[Start of Data supplied]

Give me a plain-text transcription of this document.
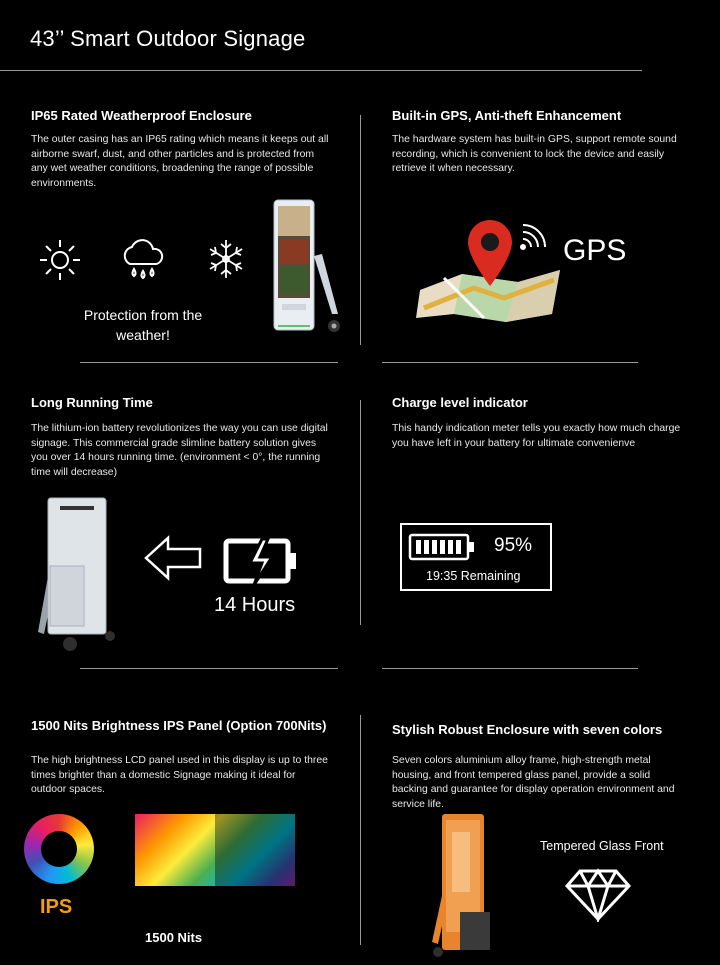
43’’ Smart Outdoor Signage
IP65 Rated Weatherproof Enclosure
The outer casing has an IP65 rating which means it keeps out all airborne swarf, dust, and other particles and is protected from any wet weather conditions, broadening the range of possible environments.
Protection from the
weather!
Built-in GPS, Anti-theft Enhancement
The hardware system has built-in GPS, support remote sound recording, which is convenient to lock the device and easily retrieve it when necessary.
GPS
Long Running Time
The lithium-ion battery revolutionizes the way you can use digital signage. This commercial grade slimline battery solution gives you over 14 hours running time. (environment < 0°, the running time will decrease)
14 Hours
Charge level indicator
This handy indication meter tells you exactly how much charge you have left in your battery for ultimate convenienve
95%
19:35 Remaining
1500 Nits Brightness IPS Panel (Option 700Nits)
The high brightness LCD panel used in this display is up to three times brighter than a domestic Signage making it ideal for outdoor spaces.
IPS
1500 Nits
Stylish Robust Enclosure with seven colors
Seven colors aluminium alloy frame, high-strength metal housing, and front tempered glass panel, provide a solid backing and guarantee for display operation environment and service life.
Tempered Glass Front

[End of Data supplied]
[Start of Data supplied]

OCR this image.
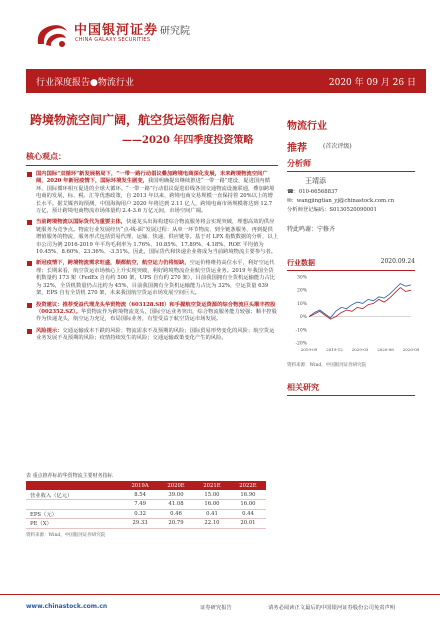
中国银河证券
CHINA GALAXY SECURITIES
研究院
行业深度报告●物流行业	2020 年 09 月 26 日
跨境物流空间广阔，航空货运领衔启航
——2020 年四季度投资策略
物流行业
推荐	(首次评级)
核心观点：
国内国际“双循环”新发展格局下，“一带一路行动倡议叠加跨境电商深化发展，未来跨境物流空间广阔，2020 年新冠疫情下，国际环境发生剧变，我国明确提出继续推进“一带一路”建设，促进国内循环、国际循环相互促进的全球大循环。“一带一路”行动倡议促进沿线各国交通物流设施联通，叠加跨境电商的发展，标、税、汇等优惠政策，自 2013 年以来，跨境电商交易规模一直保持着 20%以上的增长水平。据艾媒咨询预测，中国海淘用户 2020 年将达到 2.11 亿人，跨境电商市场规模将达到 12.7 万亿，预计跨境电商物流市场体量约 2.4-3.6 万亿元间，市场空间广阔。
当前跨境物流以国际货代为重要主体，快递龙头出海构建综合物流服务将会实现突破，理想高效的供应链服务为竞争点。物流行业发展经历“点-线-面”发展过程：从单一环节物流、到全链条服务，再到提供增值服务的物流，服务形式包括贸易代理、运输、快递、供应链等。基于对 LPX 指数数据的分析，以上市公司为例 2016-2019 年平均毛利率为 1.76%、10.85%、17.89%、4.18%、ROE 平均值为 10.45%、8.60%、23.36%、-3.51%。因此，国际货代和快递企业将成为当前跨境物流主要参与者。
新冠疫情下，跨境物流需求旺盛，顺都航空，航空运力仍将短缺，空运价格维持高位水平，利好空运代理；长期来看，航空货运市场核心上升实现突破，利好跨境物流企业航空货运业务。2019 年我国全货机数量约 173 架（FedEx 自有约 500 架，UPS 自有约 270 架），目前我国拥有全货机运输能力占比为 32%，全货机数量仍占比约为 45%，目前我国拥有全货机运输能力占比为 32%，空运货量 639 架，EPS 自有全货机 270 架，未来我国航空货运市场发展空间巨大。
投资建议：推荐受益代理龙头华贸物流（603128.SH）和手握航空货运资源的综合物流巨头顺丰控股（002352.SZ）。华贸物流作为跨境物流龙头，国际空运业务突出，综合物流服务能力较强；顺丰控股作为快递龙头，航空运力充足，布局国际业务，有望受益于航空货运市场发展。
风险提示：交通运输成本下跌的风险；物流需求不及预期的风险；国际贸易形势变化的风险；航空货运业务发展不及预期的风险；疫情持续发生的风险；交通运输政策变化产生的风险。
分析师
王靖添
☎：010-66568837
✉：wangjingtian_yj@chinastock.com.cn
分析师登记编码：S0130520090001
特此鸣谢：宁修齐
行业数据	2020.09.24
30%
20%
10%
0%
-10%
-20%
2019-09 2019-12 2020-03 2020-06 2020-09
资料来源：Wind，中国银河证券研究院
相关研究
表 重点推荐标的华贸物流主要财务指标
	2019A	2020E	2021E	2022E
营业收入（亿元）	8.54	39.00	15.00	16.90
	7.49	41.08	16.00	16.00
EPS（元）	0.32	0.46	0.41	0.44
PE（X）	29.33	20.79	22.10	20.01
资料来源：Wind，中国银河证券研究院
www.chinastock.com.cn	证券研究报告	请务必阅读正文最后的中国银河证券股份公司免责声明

[End of Data supplied]

* [To be done] Search the listing for the string "Nits". Copy each line where it turns up.

* [Full answer]
1500 Nits Brightness IPS Panel (Option 700Nits)
1500 Nits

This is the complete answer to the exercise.